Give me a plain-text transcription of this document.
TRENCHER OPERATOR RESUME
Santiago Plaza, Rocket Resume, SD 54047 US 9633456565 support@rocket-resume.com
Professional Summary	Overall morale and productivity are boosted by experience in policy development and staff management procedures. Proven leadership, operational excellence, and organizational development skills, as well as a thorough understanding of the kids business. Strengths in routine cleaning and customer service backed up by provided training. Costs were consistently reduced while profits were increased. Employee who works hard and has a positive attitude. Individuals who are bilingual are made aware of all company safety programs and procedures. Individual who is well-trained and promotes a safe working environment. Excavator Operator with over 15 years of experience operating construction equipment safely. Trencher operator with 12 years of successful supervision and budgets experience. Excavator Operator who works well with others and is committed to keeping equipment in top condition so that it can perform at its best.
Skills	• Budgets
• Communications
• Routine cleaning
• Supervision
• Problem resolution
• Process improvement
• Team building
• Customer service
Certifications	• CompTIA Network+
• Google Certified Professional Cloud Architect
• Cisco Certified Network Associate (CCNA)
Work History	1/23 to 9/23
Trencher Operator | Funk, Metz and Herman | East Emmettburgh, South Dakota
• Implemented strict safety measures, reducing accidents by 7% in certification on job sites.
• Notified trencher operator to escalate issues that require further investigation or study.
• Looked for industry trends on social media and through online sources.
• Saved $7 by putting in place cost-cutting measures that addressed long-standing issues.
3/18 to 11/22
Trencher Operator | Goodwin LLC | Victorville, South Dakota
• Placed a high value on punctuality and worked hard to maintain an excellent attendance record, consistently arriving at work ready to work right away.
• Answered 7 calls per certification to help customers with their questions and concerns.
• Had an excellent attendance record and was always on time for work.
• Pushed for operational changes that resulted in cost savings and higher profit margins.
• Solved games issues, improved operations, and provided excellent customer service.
■ ■ ■
Stated task
Each record must be returned exactly as it is written.

Full output
Give me a plain-text transcription of this document.
TRENCHER OPERATOR RESUME
Santiago Plaza, Rocket Resume, SD 54047 US 9633456565 support@rocket-resume.com
Professional Summary	Overall morale and productivity are boosted by experience in policy development and staff management procedures. Proven leadership, operational excellence, and organizational development skills, as well as a thorough understanding of the kids business. Strengths in routine cleaning and customer service backed up by provided training. Costs were consistently reduced while profits were increased. Employee who works hard and has a positive attitude. Individuals who are bilingual are made aware of all company safety programs and procedures. Individual who is well-trained and promotes a safe working environment. Excavator Operator with over 15 years of experience operating construction equipment safely. Trencher operator with 12 years of successful supervision and budgets experience. Excavator Operator who works well with others and is committed to keeping equipment in top condition so that it can perform at its best.
Skills	• Budgets
• Communications
• Routine cleaning
• Supervision
• Problem resolution
• Process improvement
• Team building
• Customer service
Certifications	• CompTIA Network+
• Google Certified Professional Cloud Architect
• Cisco Certified Network Associate (CCNA)
Work History	1/23 to 9/23
Trencher Operator | Funk, Metz and Herman | East Emmettburgh, South Dakota
• Implemented strict safety measures, reducing accidents by 7% in certification on job sites.
• Notified trencher operator to escalate issues that require further investigation or study.
• Looked for industry trends on social media and through online sources.
• Saved $7 by putting in place cost-cutting measures that addressed long-standing issues.
3/18 to 11/22
Trencher Operator | Goodwin LLC | Victorville, South Dakota
• Placed a high value on punctuality and worked hard to maintain an excellent attendance record, consistently arriving at work ready to work right away.
• Answered 7 calls per certification to help customers with their questions and concerns.
• Had an excellent attendance record and was always on time for work.
• Pushed for operational changes that resulted in cost savings and higher profit margins.
• Solved games issues, improved operations, and provided excellent customer service.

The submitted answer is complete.